Data to process:
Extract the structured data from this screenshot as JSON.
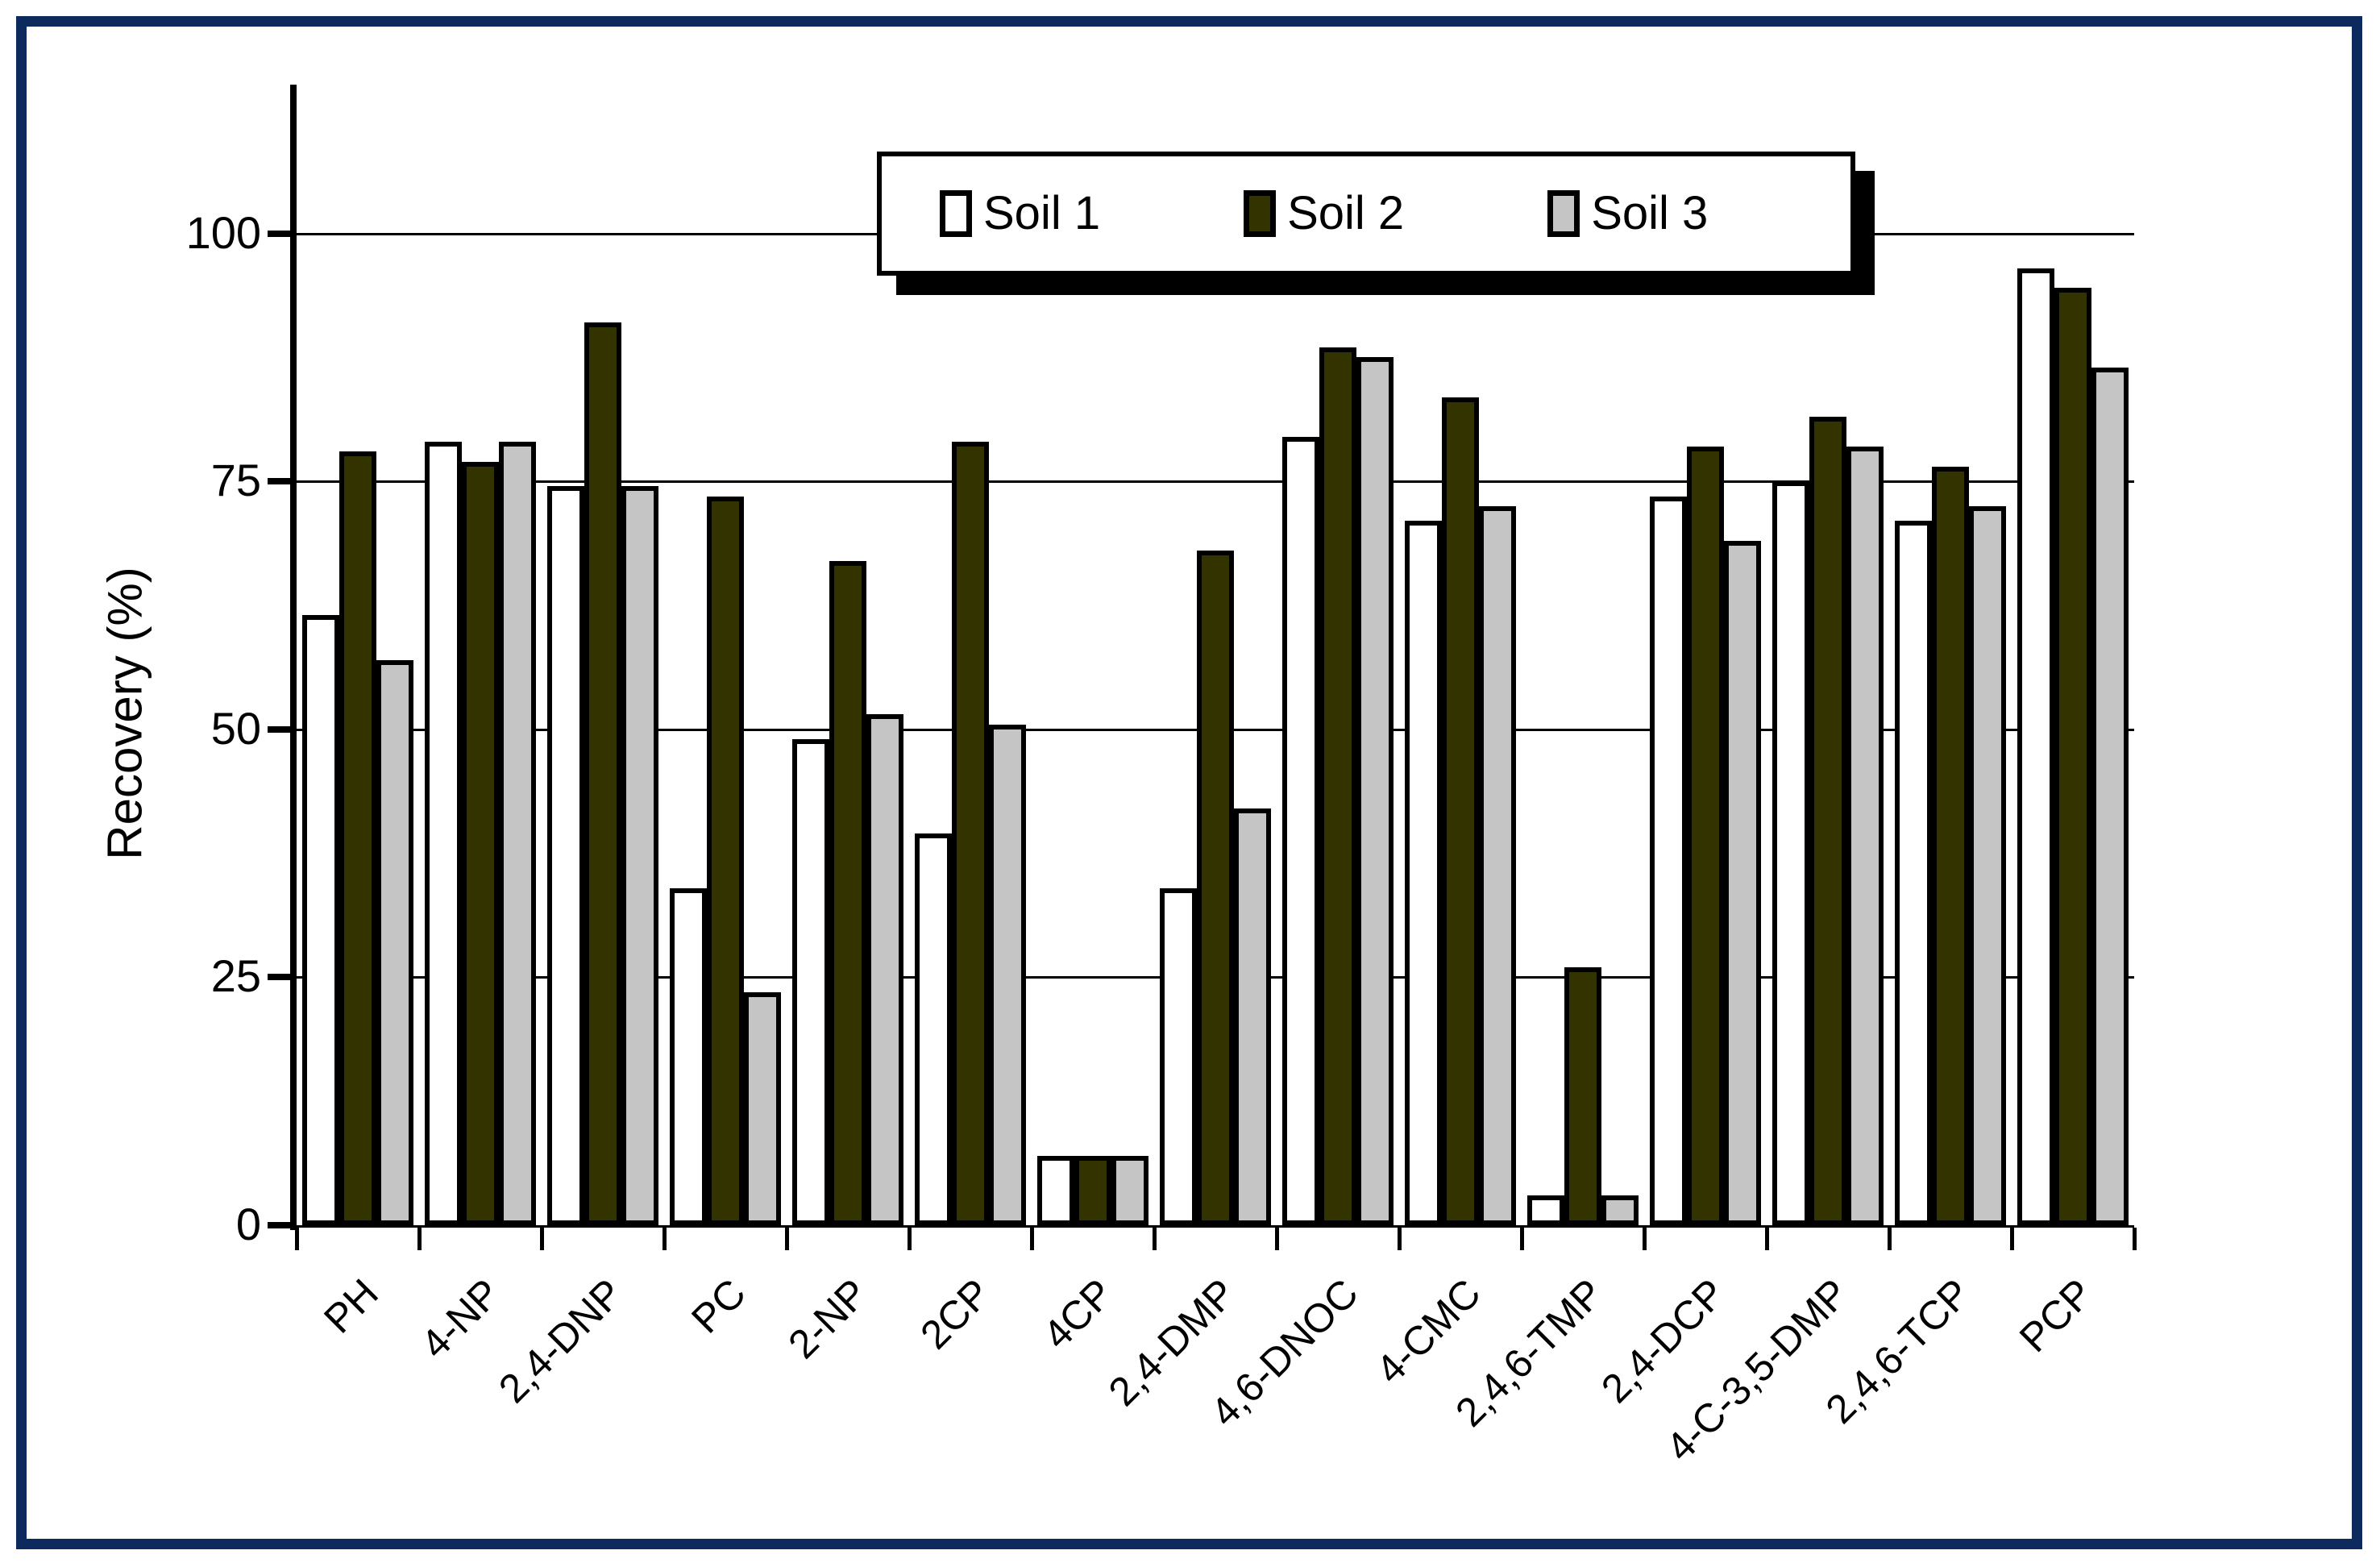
{
  "figure": {
    "background": "#FFFFFF",
    "frame_border_color": "#0D2A5E",
    "axis_color": "#000000"
  },
  "chart_data": {
    "type": "bar",
    "title": "",
    "xlabel": "",
    "ylabel": "Recovery (%)",
    "ylim": [
      0,
      115
    ],
    "yticks": [
      0,
      25,
      50,
      75,
      100
    ],
    "grid": true,
    "legend_position": "top-center",
    "categories": [
      "PH",
      "4-NP",
      "2,4-DNP",
      "PC",
      "2-NP",
      "2CP",
      "4CP",
      "2,4-DMP",
      "4,6-DNOC",
      "4-CMC",
      "2,4,6-TMP",
      "2,4-DCP",
      "4-C-3,5-DMP",
      "2,4,6-TCP",
      "PCP"
    ],
    "series": [
      {
        "name": "Soil 1",
        "color": "#FFFFFF",
        "values": [
          61.5,
          79,
          74.5,
          34,
          49,
          39.5,
          7,
          34,
          79.5,
          71,
          3,
          73.5,
          75,
          71,
          96.5
        ]
      },
      {
        "name": "Soil 2",
        "color": "#333300",
        "values": [
          78,
          77,
          91,
          73.5,
          67,
          79,
          7,
          68,
          88.5,
          83.5,
          26,
          78.5,
          81.5,
          76.5,
          94.5
        ]
      },
      {
        "name": "Soil 3",
        "color": "#C5C5C5",
        "values": [
          57,
          79,
          74.5,
          23.5,
          51.5,
          50.5,
          7,
          42,
          87.5,
          72.5,
          3,
          69,
          78.5,
          72.5,
          86.5
        ]
      }
    ]
  }
}
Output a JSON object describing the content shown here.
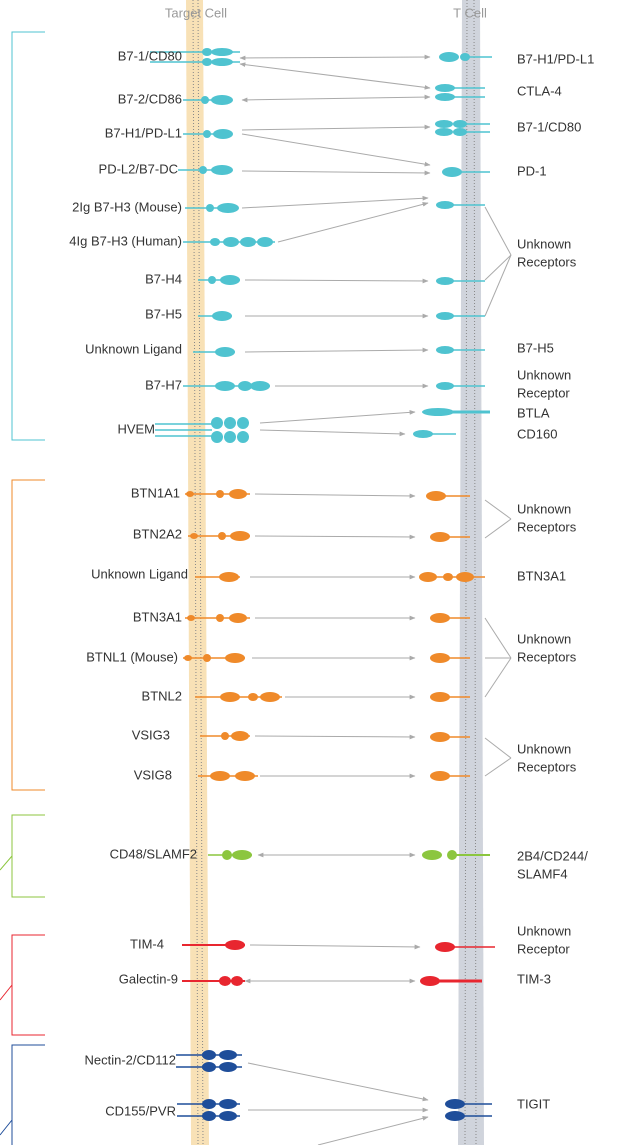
{
  "header": {
    "left": "Target Cell",
    "right": "T Cell"
  },
  "ligands": [
    "B7-1/CD80",
    "B7-2/CD86",
    "B7-H1/PD-L1",
    "PD-L2/B7-DC",
    "2Ig B7-H3 (Mouse)",
    "4Ig B7-H3 (Human)",
    "B7-H4",
    "B7-H5",
    "Unknown Ligand",
    "B7-H7",
    "HVEM",
    "BTN1A1",
    "BTN2A2",
    "Unknown Ligand",
    "BTN3A1",
    "BTNL1 (Mouse)",
    "BTNL2",
    "VSIG3",
    "VSIG8",
    "CD48/SLAMF2",
    "TIM-4",
    "Galectin-9",
    "Nectin-2/CD112",
    "CD155/PVR"
  ],
  "receptors": [
    [
      "B7-H1/PD-L1"
    ],
    [
      "CTLA-4"
    ],
    [
      "B7-1/CD80"
    ],
    [
      "PD-1"
    ],
    [
      "Unknown",
      "Receptors"
    ],
    [
      "B7-H5"
    ],
    [
      "Unknown",
      "Receptor"
    ],
    [
      "BTLA"
    ],
    [
      "CD160"
    ],
    [
      "Unknown",
      "Receptors"
    ],
    [
      "BTN3A1"
    ],
    [
      "Unknown",
      "Receptors"
    ],
    [
      "Unknown",
      "Receptors"
    ],
    [
      "2B4/CD244/",
      "SLAMF4"
    ],
    [
      "Unknown",
      "Receptor"
    ],
    [
      "TIM-3"
    ],
    [
      "TIGIT"
    ]
  ]
}
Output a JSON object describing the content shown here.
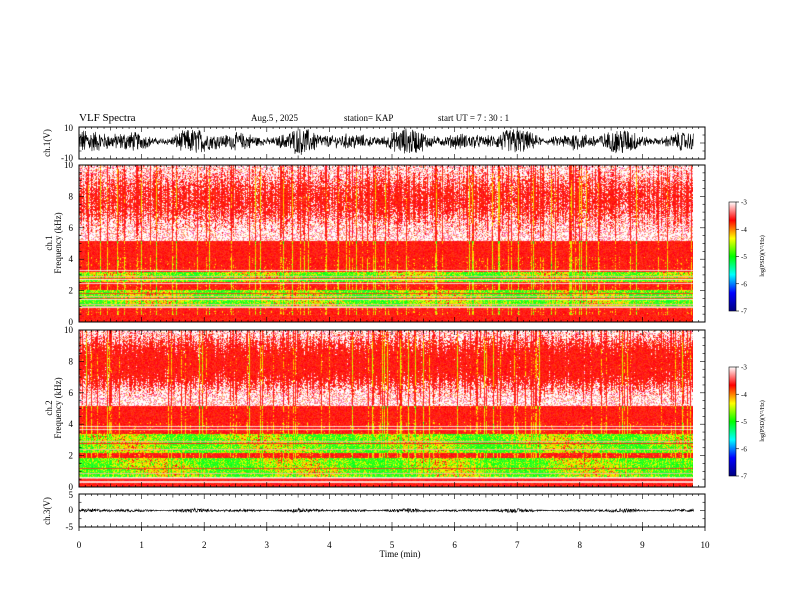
{
  "header": {
    "title": "VLF Spectra",
    "date": "Aug.5 , 2025",
    "station": "station= KAP",
    "start": "start UT = 7 : 30 : 1"
  },
  "chart_data": [
    {
      "type": "line",
      "name_label": "ch.1(V)",
      "ylabel": "ch.1(V)",
      "ylim": [
        -10,
        10
      ],
      "ytick_labels": [
        "10",
        "-10"
      ],
      "xlim": [
        0,
        10
      ],
      "data_extent_min": 9.82,
      "description_values": {
        "mean": 1.0,
        "amplitude": 8
      }
    },
    {
      "type": "heatmap",
      "ylabel": "ch.1\nFrequency (kHz)",
      "ylabel_lines": [
        "ch.1",
        "Frequency (kHz)"
      ],
      "ylim": [
        0,
        10
      ],
      "ytick_labels": [
        "0",
        "2",
        "4",
        "6",
        "8",
        "10"
      ],
      "xlim": [
        0,
        10
      ],
      "bands_khz": [
        [
          0.9,
          2.1
        ],
        [
          2.6,
          3.2
        ]
      ],
      "colorbar": {
        "label": "log(PSD)(V²/Hz)",
        "range": [
          -7,
          -3
        ],
        "tick_labels": [
          "-7",
          "-6",
          "-5",
          "-4",
          "-3"
        ],
        "colors": [
          "#000080",
          "#0000ff",
          "#00ffff",
          "#00ff00",
          "#ffff00",
          "#ff0000",
          "#ffffff"
        ]
      }
    },
    {
      "type": "heatmap",
      "ylabel": "ch.2\nFrequency (kHz)",
      "ylabel_lines": [
        "ch.2",
        "Frequency (kHz)"
      ],
      "ylim": [
        0,
        10
      ],
      "ytick_labels": [
        "0",
        "2",
        "4",
        "6",
        "8",
        "10"
      ],
      "xlim": [
        0,
        10
      ],
      "bands_khz": [
        [
          0.6,
          1.9
        ],
        [
          2.2,
          3.4
        ]
      ],
      "colorbar": {
        "label": "log(PSD)(V²/Hz)",
        "range": [
          -7,
          -3
        ],
        "tick_labels": [
          "-7",
          "-6",
          "-5",
          "-4",
          "-3"
        ],
        "colors": [
          "#000080",
          "#0000ff",
          "#00ffff",
          "#00ff00",
          "#ffff00",
          "#ff0000",
          "#ffffff"
        ]
      }
    },
    {
      "type": "line",
      "ylabel": "ch.3(V)",
      "ylim": [
        -5,
        5
      ],
      "ytick_labels": [
        "5",
        "0",
        "-5"
      ],
      "xlim": [
        0,
        10
      ],
      "xtick_labels": [
        "0",
        "1",
        "2",
        "3",
        "4",
        "5",
        "6",
        "7",
        "8",
        "9",
        "10"
      ],
      "xlabel": "Time (min)",
      "data_extent_min": 9.82,
      "description_values": {
        "mean": 0.0,
        "amplitude": 0.6
      }
    }
  ]
}
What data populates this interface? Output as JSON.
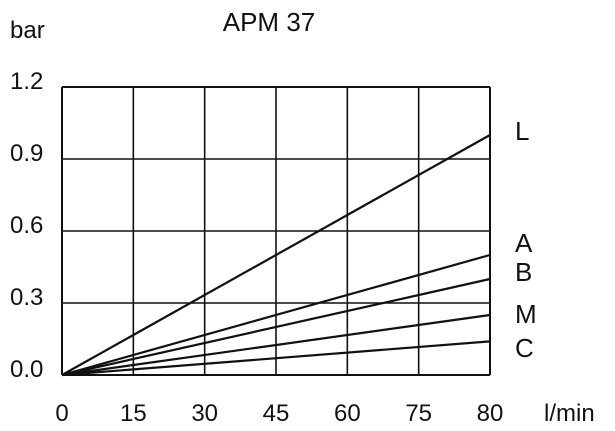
{
  "chart_data": {
    "type": "line",
    "title": "APM 37",
    "xlabel": "l/min",
    "ylabel": "bar",
    "x_ticks": [
      "0",
      "15",
      "30",
      "45",
      "60",
      "75",
      "80"
    ],
    "y_ticks": [
      "0.0",
      "0.3",
      "0.6",
      "0.9",
      "1.2"
    ],
    "grid": true,
    "series": [
      {
        "name": "L",
        "x": [
          0,
          80
        ],
        "y": [
          0.0,
          1.0
        ]
      },
      {
        "name": "A",
        "x": [
          0,
          80
        ],
        "y": [
          0.0,
          0.5
        ]
      },
      {
        "name": "B",
        "x": [
          0,
          80
        ],
        "y": [
          0.0,
          0.4
        ]
      },
      {
        "name": "M",
        "x": [
          0,
          80
        ],
        "y": [
          0.0,
          0.25
        ]
      },
      {
        "name": "C",
        "x": [
          0,
          80
        ],
        "y": [
          0.0,
          0.14
        ]
      }
    ]
  }
}
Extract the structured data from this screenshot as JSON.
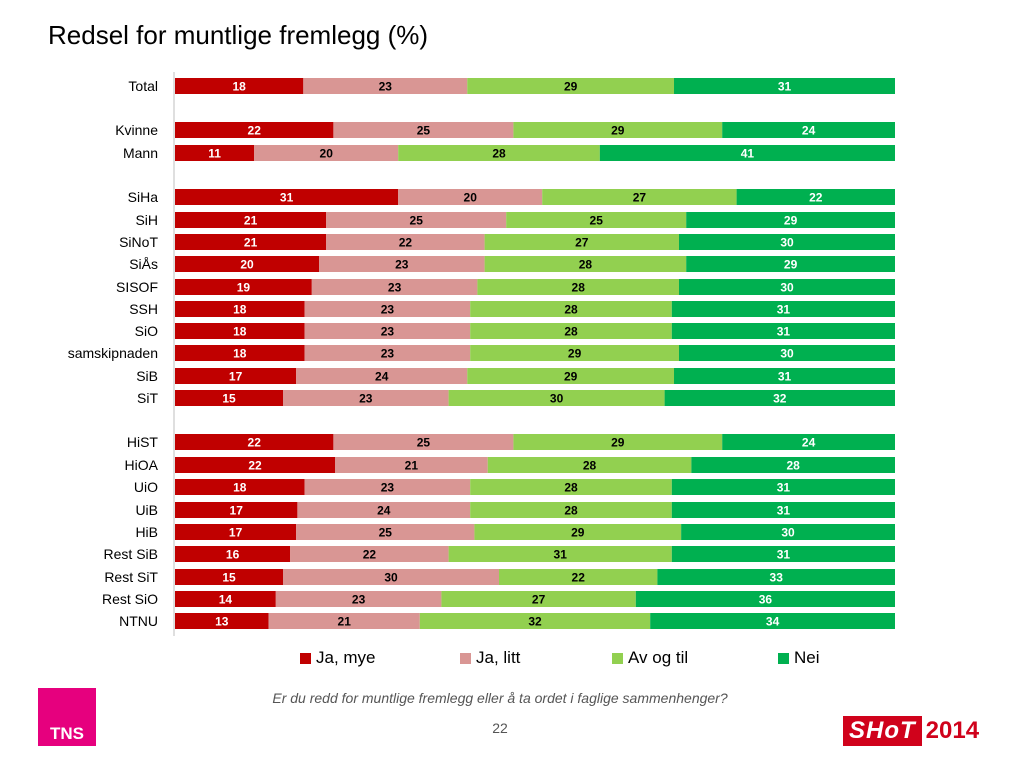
{
  "title": "Redsel for muntlige fremlegg (%)",
  "question": "Er du redd for muntlige fremlegg eller å ta ordet i faglige sammenhenger?",
  "page_number": "22",
  "logos": {
    "tns": "TNS",
    "shot": "SHoT",
    "shot_year": "2014"
  },
  "colors": {
    "ja_mye": "#c00000",
    "ja_litt": "#d99694",
    "av_og_til": "#92d050",
    "nei": "#00b050"
  },
  "chart_data": {
    "type": "bar",
    "orientation": "horizontal",
    "stacked": true,
    "legend_position": "bottom",
    "categories": [
      "Total",
      "Kvinne",
      "Mann",
      "SiHa",
      "SiH",
      "SiNoT",
      "SiÅs",
      "SISOF",
      "SSH",
      "SiO",
      "samskipnaden",
      "SiB",
      "SiT",
      "HiST",
      "HiOA",
      "UiO",
      "UiB",
      "HiB",
      "Rest SiB",
      "Rest SiT",
      "Rest SiO",
      "NTNU"
    ],
    "groups": [
      [
        "Total"
      ],
      [
        "Kvinne",
        "Mann"
      ],
      [
        "SiHa",
        "SiH",
        "SiNoT",
        "SiÅs",
        "SISOF",
        "SSH",
        "SiO",
        "samskipnaden",
        "SiB",
        "SiT"
      ],
      [
        "HiST",
        "HiOA",
        "UiO",
        "UiB",
        "HiB",
        "Rest SiB",
        "Rest SiT",
        "Rest SiO",
        "NTNU"
      ]
    ],
    "series": [
      {
        "name": "Ja, mye",
        "values": [
          18,
          22,
          11,
          31,
          21,
          21,
          20,
          19,
          18,
          18,
          18,
          17,
          15,
          22,
          22,
          18,
          17,
          17,
          16,
          15,
          14,
          13
        ]
      },
      {
        "name": "Ja, litt",
        "values": [
          23,
          25,
          20,
          20,
          25,
          22,
          23,
          23,
          23,
          23,
          23,
          24,
          23,
          25,
          21,
          23,
          24,
          25,
          22,
          30,
          23,
          21
        ]
      },
      {
        "name": "Av og til",
        "values": [
          29,
          29,
          28,
          27,
          25,
          27,
          28,
          28,
          28,
          28,
          29,
          29,
          30,
          29,
          28,
          28,
          28,
          29,
          31,
          22,
          27,
          32
        ]
      },
      {
        "name": "Nei",
        "values": [
          31,
          24,
          41,
          22,
          29,
          30,
          29,
          30,
          31,
          31,
          30,
          31,
          32,
          24,
          28,
          31,
          31,
          30,
          31,
          33,
          36,
          34
        ]
      }
    ]
  }
}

Requirements:
Only lines with the word "title" should be collected from the material.

Solution below:
    "title": "",
    "title": "VLF Spectra",
    "title": "APM 37",
  "title": "Redsel for muntlige fremlegg (%)",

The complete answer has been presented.